[Items from a data source]
·····

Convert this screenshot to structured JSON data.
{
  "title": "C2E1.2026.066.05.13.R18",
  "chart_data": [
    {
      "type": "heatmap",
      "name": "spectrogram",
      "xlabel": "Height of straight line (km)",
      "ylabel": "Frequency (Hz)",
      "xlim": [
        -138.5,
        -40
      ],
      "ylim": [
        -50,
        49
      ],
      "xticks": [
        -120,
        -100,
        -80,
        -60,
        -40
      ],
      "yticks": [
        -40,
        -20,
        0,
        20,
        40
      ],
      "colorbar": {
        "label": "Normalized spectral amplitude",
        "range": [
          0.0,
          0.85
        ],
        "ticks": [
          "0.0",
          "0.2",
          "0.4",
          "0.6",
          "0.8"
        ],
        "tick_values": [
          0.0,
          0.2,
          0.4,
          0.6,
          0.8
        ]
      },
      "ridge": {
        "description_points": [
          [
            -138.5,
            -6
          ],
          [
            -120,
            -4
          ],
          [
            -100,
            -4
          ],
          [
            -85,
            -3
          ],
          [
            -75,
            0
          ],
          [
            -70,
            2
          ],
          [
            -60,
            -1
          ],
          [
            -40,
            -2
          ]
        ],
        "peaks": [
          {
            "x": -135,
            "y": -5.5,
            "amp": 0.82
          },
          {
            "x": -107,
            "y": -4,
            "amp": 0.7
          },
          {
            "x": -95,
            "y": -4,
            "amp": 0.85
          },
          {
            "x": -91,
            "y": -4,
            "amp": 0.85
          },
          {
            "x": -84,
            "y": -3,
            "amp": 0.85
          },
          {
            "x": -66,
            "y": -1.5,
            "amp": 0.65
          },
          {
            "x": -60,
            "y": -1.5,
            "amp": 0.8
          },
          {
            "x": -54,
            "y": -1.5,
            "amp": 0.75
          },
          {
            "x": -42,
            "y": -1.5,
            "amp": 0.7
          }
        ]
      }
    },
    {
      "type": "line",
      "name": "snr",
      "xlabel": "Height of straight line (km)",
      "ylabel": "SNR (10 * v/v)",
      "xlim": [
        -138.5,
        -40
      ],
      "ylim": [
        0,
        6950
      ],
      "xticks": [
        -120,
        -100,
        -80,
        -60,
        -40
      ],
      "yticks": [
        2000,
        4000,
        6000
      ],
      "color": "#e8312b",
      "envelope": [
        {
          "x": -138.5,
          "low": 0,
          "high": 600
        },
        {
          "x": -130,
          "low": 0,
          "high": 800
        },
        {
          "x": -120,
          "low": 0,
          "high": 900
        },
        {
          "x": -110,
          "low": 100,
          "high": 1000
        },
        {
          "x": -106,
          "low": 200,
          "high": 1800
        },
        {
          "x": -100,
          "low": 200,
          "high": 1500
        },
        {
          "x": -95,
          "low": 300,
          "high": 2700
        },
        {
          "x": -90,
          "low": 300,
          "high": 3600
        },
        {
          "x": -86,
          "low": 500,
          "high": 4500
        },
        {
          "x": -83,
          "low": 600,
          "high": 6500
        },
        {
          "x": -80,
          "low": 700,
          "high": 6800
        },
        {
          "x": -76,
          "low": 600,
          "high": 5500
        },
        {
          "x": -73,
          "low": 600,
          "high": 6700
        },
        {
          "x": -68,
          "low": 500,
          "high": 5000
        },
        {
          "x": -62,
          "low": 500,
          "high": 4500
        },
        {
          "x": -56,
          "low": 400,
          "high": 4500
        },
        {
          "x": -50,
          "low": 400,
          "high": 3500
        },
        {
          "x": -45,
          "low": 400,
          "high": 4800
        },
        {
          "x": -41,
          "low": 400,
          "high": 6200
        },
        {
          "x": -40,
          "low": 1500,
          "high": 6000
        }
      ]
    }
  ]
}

·····

What is required
Scan the material and collect every line that contains "ylabel".

Answer for this exercise
      "ylabel": "Frequency (Hz)",
      "ylabel": "SNR (10 * v/v)",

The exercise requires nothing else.